## PROVIDED DATA
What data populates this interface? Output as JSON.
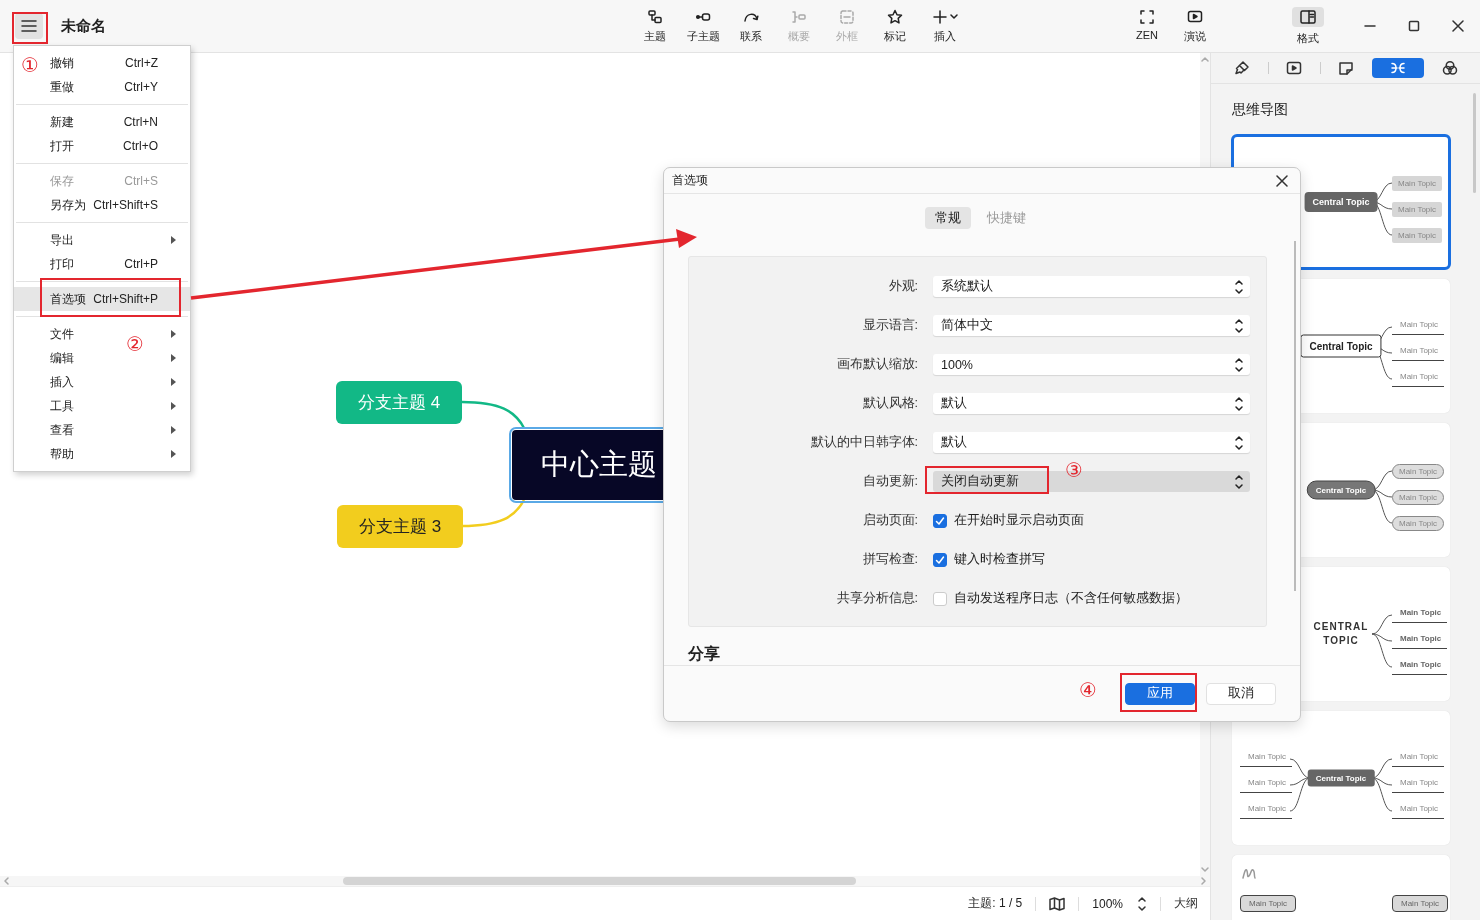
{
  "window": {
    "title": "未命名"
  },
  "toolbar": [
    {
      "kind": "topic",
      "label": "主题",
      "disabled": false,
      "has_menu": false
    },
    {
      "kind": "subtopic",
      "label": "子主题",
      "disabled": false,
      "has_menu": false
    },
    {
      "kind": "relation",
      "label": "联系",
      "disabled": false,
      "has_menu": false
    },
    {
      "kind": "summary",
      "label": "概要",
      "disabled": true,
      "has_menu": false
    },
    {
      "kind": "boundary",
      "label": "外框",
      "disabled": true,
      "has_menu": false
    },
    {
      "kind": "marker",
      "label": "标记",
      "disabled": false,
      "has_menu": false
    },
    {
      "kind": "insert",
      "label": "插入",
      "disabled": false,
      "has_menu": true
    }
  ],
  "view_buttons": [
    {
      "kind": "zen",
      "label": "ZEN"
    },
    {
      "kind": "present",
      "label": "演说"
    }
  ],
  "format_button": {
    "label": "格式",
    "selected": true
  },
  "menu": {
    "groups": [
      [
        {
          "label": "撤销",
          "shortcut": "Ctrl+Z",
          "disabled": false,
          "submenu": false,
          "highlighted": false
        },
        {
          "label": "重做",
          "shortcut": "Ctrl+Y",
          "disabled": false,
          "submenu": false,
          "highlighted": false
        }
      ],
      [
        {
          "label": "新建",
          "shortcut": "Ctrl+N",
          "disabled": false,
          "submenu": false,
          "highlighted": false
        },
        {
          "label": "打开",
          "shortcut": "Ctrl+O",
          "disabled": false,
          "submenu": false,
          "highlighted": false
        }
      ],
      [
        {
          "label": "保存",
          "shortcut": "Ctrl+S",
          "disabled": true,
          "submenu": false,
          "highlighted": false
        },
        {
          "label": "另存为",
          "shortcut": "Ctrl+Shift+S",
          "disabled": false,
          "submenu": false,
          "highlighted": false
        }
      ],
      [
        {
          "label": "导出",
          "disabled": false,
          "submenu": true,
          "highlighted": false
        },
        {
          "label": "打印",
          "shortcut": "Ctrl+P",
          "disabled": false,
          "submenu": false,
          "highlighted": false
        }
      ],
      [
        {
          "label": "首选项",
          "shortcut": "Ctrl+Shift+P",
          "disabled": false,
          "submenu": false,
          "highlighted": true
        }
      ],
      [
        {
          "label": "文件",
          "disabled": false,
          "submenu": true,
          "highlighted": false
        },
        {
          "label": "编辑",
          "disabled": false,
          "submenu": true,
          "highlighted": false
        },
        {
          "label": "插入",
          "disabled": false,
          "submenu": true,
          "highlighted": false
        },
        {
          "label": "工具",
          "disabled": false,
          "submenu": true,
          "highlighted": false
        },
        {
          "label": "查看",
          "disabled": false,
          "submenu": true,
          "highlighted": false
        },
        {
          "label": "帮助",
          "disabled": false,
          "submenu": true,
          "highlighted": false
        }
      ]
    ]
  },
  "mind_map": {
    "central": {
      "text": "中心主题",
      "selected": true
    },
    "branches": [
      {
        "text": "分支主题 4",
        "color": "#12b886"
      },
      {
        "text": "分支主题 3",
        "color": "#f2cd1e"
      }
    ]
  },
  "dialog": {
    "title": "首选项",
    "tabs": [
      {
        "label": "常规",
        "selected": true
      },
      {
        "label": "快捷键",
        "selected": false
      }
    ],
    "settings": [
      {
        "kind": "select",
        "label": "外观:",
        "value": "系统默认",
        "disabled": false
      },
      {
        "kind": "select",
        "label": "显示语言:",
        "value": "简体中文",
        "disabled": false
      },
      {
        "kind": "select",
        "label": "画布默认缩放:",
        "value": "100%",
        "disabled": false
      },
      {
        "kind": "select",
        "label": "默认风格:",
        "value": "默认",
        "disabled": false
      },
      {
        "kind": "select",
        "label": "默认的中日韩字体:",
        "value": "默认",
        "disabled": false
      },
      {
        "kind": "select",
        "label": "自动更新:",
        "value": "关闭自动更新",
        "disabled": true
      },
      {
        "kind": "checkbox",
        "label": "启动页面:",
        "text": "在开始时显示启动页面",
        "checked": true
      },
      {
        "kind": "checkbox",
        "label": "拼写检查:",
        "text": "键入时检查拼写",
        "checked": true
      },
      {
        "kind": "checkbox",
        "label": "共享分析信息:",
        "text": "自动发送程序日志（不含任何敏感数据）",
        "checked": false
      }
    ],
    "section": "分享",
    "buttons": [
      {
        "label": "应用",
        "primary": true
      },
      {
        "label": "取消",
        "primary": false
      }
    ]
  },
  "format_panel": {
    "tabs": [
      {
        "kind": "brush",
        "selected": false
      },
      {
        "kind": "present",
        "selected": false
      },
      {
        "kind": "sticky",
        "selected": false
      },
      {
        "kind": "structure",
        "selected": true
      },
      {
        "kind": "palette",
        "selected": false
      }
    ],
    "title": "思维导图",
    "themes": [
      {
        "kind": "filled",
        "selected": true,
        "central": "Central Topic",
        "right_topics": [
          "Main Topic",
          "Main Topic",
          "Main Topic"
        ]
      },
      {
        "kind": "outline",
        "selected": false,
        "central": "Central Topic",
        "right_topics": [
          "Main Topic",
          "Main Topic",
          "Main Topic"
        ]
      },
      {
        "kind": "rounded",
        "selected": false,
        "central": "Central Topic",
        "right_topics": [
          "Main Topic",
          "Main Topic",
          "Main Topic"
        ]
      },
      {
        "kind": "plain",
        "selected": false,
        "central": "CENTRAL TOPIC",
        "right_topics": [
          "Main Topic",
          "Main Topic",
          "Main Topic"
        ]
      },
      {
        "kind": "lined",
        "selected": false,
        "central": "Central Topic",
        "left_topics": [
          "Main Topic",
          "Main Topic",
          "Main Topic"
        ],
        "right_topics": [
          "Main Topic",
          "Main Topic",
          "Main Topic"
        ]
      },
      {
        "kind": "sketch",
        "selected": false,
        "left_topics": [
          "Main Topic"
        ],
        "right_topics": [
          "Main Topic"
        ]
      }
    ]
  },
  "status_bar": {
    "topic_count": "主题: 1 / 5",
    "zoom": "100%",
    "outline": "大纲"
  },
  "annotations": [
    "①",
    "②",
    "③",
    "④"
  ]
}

## TASK TO CARRY OUT
Out of the material above, gather each line where "text" appears.

## FULL OUTPUT
      "text": "中心主题",
        "text": "分支主题 4",
        "text": "分支主题 3",
        "text": "在开始时显示启动页面",
        "text": "键入时检查拼写",
        "text": "自动发送程序日志（不含任何敏感数据）",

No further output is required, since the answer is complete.